┏━━

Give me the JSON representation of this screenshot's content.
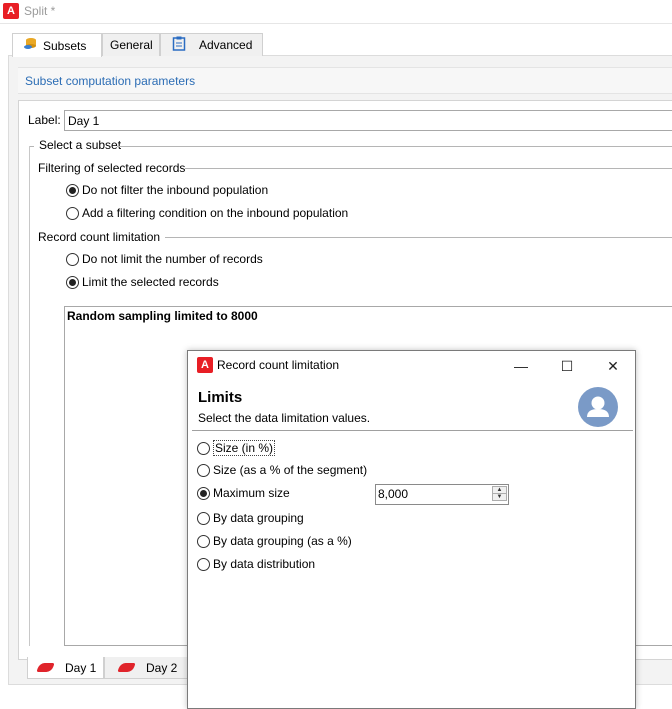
{
  "window": {
    "title": "Split *"
  },
  "tabs": [
    {
      "label": "Subsets",
      "icon": "database-icon"
    },
    {
      "label": "General"
    },
    {
      "label": "Advanced",
      "icon": "clipboard-icon"
    }
  ],
  "section": {
    "title": "Subset computation parameters"
  },
  "label_field": {
    "label": "Label:",
    "value": "Day 1"
  },
  "select_subset": {
    "legend": "Select a subset",
    "filtering": {
      "legend": "Filtering of selected records",
      "options": [
        {
          "label": "Do not filter the inbound population",
          "checked": true
        },
        {
          "label": "Add a filtering condition on the inbound population",
          "checked": false
        }
      ]
    },
    "limitation": {
      "legend": "Record count limitation",
      "options": [
        {
          "label": "Do not limit the number of records",
          "checked": false
        },
        {
          "label": "Limit the selected records",
          "checked": true
        }
      ]
    },
    "description": "Random sampling limited to 8000"
  },
  "bottom_tabs": [
    {
      "label": "Day 1"
    },
    {
      "label": "Day 2"
    }
  ],
  "dialog": {
    "title": "Record count limitation",
    "heading": "Limits",
    "subtitle": "Select the data limitation values.",
    "options": [
      {
        "label": "Size (in %)",
        "checked": false
      },
      {
        "label": "Size (as a % of the segment)",
        "checked": false
      },
      {
        "label": "Maximum size",
        "checked": true
      },
      {
        "label": "By data grouping",
        "checked": false
      },
      {
        "label": "By data grouping (as a %)",
        "checked": false
      },
      {
        "label": "By data distribution",
        "checked": false
      }
    ],
    "max_size_value": "8,000",
    "buttons": {
      "minimize": "—",
      "maximize": "☐",
      "close": "✕"
    }
  },
  "colors": {
    "brand": "#e81e25",
    "link": "#2c6db5",
    "avatar": "#7a9ac7"
  }
}
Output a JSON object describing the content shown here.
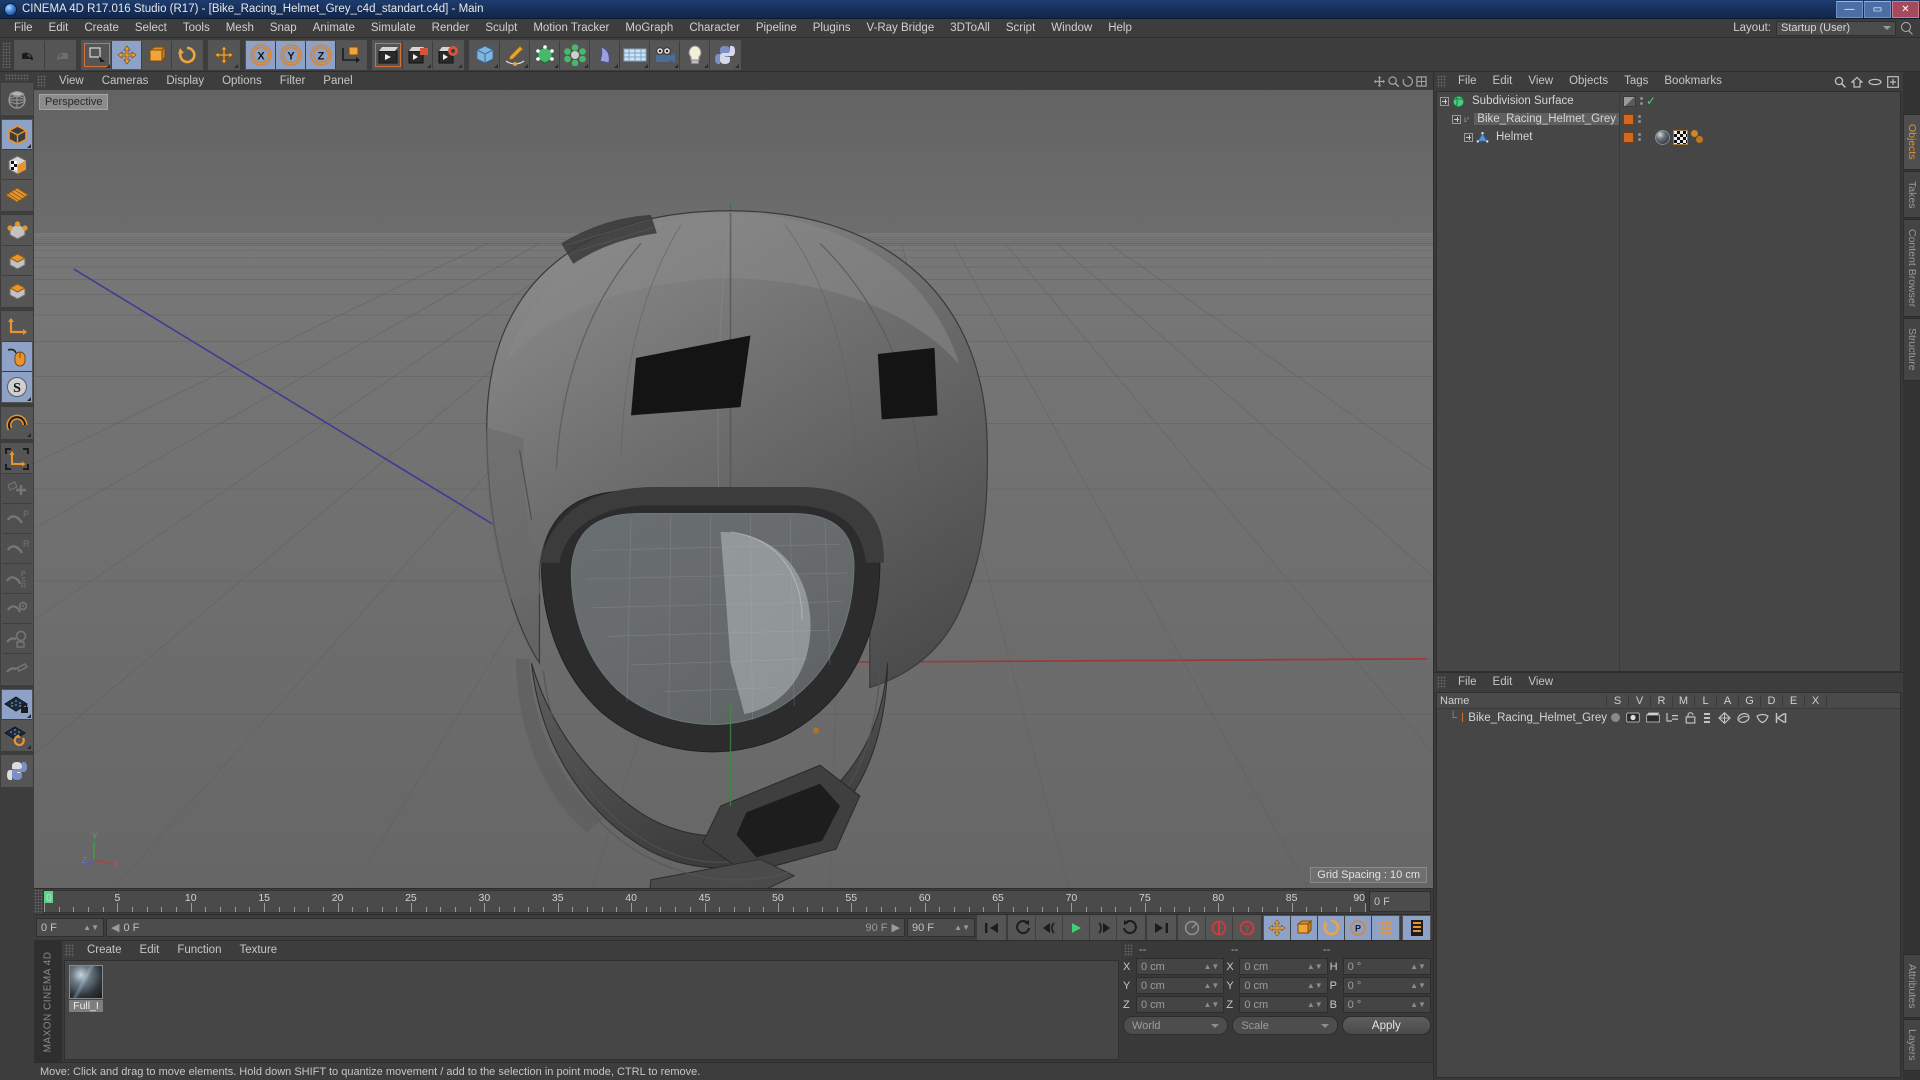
{
  "window": {
    "title": "CINEMA 4D R17.016 Studio (R17) - [Bike_Racing_Helmet_Grey_c4d_standart.c4d] - Main",
    "minimize": "—",
    "maximize": "▭",
    "close": "✕"
  },
  "menubar": {
    "items": [
      "File",
      "Edit",
      "Create",
      "Select",
      "Tools",
      "Mesh",
      "Snap",
      "Animate",
      "Simulate",
      "Render",
      "Sculpt",
      "Motion Tracker",
      "MoGraph",
      "Character",
      "Pipeline",
      "Plugins",
      "V-Ray Bridge",
      "3DToAll",
      "Script",
      "Window",
      "Help"
    ],
    "layout_label": "Layout:",
    "layout_value": "Startup (User)"
  },
  "viewport": {
    "menu": [
      "View",
      "Cameras",
      "Display",
      "Options",
      "Filter",
      "Panel"
    ],
    "perspective_tag": "Perspective",
    "grid_spacing": "Grid Spacing : 10 cm",
    "axis_labels": {
      "x": "X",
      "y": "Y",
      "z": "Z"
    }
  },
  "timeline": {
    "ticks": [
      0,
      5,
      10,
      15,
      20,
      25,
      30,
      35,
      40,
      45,
      50,
      55,
      60,
      65,
      70,
      75,
      80,
      85,
      90
    ],
    "end_field": "0 F",
    "current_frame": "0 F",
    "frame_display": "0 F",
    "range_end": "90 F",
    "range_value": "90 F"
  },
  "material_manager": {
    "menu": [
      "Create",
      "Edit",
      "Function",
      "Texture"
    ],
    "materials": [
      {
        "name": "Full_I"
      }
    ]
  },
  "coordinates": {
    "headers": [
      "--",
      "--",
      "--"
    ],
    "rows": [
      {
        "pos_label": "X",
        "pos_value": "0 cm",
        "size_label": "X",
        "size_value": "0 cm",
        "rot_label": "H",
        "rot_value": "0 °"
      },
      {
        "pos_label": "Y",
        "pos_value": "0 cm",
        "size_label": "Y",
        "size_value": "0 cm",
        "rot_label": "P",
        "rot_value": "0 °"
      },
      {
        "pos_label": "Z",
        "pos_value": "0 cm",
        "size_label": "Z",
        "size_value": "0 cm",
        "rot_label": "B",
        "rot_value": "0 °"
      }
    ],
    "world_select": "World",
    "scale_select": "Scale",
    "apply_button": "Apply"
  },
  "status_bar": {
    "text": "Move: Click and drag to move elements. Hold down SHIFT to quantize movement / add to the selection in point mode, CTRL to remove."
  },
  "object_manager": {
    "menu": [
      "File",
      "Edit",
      "View",
      "Objects",
      "Tags",
      "Bookmarks"
    ],
    "objects": [
      {
        "name": "Subdivision Surface",
        "depth": 0,
        "type": "generator",
        "selected": false
      },
      {
        "name": "Bike_Racing_Helmet_Grey",
        "depth": 1,
        "type": "null",
        "selected": true
      },
      {
        "name": "Helmet",
        "depth": 2,
        "type": "polygon",
        "selected": false
      }
    ]
  },
  "layer_manager": {
    "menu": [
      "File",
      "Edit",
      "View"
    ],
    "columns": [
      "Name",
      "S",
      "V",
      "R",
      "M",
      "L",
      "A",
      "G",
      "D",
      "E",
      "X"
    ],
    "rows": [
      {
        "name": "Bike_Racing_Helmet_Grey"
      }
    ]
  },
  "side_tabs": {
    "top": [
      "Objects",
      "Takes",
      "Content Browser",
      "Structure"
    ],
    "bottom": [
      "Attributes",
      "Layers"
    ]
  },
  "brand": {
    "text": "MAXON CINEMA 4D"
  },
  "colors": {
    "accent_orange": "#e0932e",
    "selection_blue": "#8ea2c8",
    "title_blue": "#1d3c6e",
    "green_check": "#4ad07c"
  }
}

┗━━

=== Exercise aim ===
In the listing above, locate each line with "legend" and copy it.

=== Solution to the exercise ===
    "legend": "Select a subset",
      "legend": "Filtering of selected records",
      "legend": "Record count limitation",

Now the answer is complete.